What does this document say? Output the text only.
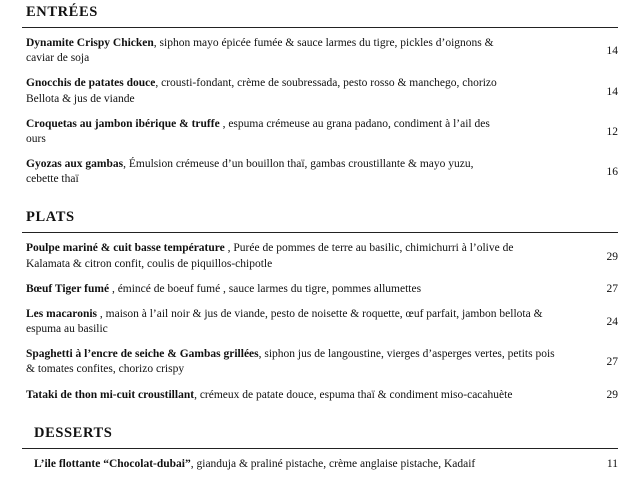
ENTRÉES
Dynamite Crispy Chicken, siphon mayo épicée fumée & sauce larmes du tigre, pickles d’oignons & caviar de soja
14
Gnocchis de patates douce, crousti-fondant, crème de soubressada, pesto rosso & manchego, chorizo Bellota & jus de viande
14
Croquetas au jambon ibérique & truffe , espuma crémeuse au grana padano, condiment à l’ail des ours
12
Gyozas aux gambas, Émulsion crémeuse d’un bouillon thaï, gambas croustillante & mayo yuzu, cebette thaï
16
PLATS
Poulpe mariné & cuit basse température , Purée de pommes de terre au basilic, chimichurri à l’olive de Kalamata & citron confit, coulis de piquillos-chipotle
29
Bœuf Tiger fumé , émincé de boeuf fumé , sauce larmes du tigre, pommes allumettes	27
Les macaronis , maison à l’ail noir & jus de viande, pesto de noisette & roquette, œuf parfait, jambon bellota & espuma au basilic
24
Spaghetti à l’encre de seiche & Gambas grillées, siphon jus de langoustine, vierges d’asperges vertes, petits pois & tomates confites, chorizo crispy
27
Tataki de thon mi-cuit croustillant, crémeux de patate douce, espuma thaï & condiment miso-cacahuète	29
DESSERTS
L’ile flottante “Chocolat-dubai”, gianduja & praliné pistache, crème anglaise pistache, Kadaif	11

--------------------------------------------------

(What is asked): Set each line of the records down exactly, leaving every picture out.

(Exercise result):
What does this document say? Output the text only.
ENTRÉES
Dynamite Crispy Chicken, siphon mayo épicée fumée & sauce larmes du tigre, pickles d’oignons & caviar de soja
14
Gnocchis de patates douce, crousti-fondant, crème de soubressada, pesto rosso & manchego, chorizo Bellota & jus de viande
14
Croquetas au jambon ibérique & truffe , espuma crémeuse au grana padano, condiment à l’ail des ours
12
Gyozas aux gambas, Émulsion crémeuse d’un bouillon thaï, gambas croustillante & mayo yuzu, cebette thaï
16
PLATS
Poulpe mariné & cuit basse température , Purée de pommes de terre au basilic, chimichurri à l’olive de Kalamata & citron confit, coulis de piquillos-chipotle
29
Bœuf Tiger fumé , émincé de boeuf fumé , sauce larmes du tigre, pommes allumettes	27
Les macaronis , maison à l’ail noir & jus de viande, pesto de noisette & roquette, œuf parfait, jambon bellota & espuma au basilic
24
Spaghetti à l’encre de seiche & Gambas grillées, siphon jus de langoustine, vierges d’asperges vertes, petits pois & tomates confites, chorizo crispy
27
Tataki de thon mi-cuit croustillant, crémeux de patate douce, espuma thaï & condiment miso-cacahuète	29
DESSERTS
L’ile flottante “Chocolat-dubai”, gianduja & praliné pistache, crème anglaise pistache, Kadaif	11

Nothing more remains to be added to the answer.